» **Exercise**
Set down all of the data exactly as it appears.

· · ·

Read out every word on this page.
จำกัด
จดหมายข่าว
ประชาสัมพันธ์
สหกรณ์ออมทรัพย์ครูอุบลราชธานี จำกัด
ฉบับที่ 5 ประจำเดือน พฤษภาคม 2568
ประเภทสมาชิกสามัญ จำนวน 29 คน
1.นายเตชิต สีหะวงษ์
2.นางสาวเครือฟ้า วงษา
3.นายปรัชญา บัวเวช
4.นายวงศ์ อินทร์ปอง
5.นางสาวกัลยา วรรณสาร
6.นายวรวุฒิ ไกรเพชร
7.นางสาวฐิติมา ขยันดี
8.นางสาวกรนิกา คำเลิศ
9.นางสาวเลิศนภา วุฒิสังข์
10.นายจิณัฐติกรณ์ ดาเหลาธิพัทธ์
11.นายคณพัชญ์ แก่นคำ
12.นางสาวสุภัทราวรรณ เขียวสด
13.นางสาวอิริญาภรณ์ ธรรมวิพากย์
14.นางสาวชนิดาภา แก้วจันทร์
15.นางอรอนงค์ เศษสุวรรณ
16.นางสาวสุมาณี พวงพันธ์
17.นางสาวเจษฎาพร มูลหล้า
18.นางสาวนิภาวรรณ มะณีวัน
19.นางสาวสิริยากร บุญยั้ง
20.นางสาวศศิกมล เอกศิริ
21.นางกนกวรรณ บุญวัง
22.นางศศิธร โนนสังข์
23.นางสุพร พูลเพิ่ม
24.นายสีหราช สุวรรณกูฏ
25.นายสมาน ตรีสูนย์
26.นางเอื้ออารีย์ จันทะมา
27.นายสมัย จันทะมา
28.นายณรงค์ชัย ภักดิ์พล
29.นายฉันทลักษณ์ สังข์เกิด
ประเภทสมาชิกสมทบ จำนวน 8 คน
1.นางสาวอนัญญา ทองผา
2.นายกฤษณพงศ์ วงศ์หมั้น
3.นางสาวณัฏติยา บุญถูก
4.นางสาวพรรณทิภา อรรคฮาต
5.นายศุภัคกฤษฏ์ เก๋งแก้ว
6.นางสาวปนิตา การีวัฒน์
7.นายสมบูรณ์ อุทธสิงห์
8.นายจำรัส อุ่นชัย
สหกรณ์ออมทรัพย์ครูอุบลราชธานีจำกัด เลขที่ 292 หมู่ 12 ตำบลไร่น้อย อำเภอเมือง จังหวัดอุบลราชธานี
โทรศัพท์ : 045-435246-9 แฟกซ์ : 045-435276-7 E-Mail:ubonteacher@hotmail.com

· · ·

» **Complete answer**
Read out every word on this page.
จำกัด
จดหมายข่าว
ประชาสัมพันธ์
สหกรณ์ออมทรัพย์ครูอุบลราชธานี จำกัด
ฉบับที่ 5 ประจำเดือน พฤษภาคม 2568
ประเภทสมาชิกสามัญ จำนวน 29 คน
1.นายเตชิต สีหะวงษ์
2.นางสาวเครือฟ้า วงษา
3.นายปรัชญา บัวเวช
4.นายวงศ์ อินทร์ปอง
5.นางสาวกัลยา วรรณสาร
6.นายวรวุฒิ ไกรเพชร
7.นางสาวฐิติมา ขยันดี
8.นางสาวกรนิกา คำเลิศ
9.นางสาวเลิศนภา วุฒิสังข์
10.นายจิณัฐติกรณ์ ดาเหลาธิพัทธ์
11.นายคณพัชญ์ แก่นคำ
12.นางสาวสุภัทราวรรณ เขียวสด
13.นางสาวอิริญาภรณ์ ธรรมวิพากย์
14.นางสาวชนิดาภา แก้วจันทร์
15.นางอรอนงค์ เศษสุวรรณ
16.นางสาวสุมาณี พวงพันธ์
17.นางสาวเจษฎาพร มูลหล้า
18.นางสาวนิภาวรรณ มะณีวัน
19.นางสาวสิริยากร บุญยั้ง
20.นางสาวศศิกมล เอกศิริ
21.นางกนกวรรณ บุญวัง
22.นางศศิธร โนนสังข์
23.นางสุพร พูลเพิ่ม
24.นายสีหราช สุวรรณกูฏ
25.นายสมาน ตรีสูนย์
26.นางเอื้ออารีย์ จันทะมา
27.นายสมัย จันทะมา
28.นายณรงค์ชัย ภักดิ์พล
29.นายฉันทลักษณ์ สังข์เกิด
ประเภทสมาชิกสมทบ จำนวน 8 คน
1.นางสาวอนัญญา ทองผา
2.นายกฤษณพงศ์ วงศ์หมั้น
3.นางสาวณัฏติยา บุญถูก
4.นางสาวพรรณทิภา อรรคฮาต
5.นายศุภัคกฤษฏ์ เก๋งแก้ว
6.นางสาวปนิตา การีวัฒน์
7.นายสมบูรณ์ อุทธสิงห์
8.นายจำรัส อุ่นชัย
สหกรณ์ออมทรัพย์ครูอุบลราชธานีจำกัด เลขที่ 292 หมู่ 12 ตำบลไร่น้อย อำเภอเมือง จังหวัดอุบลราชธานี
โทรศัพท์ : 045-435246-9 แฟกซ์ : 045-435276-7 E-Mail:ubonteacher@hotmail.com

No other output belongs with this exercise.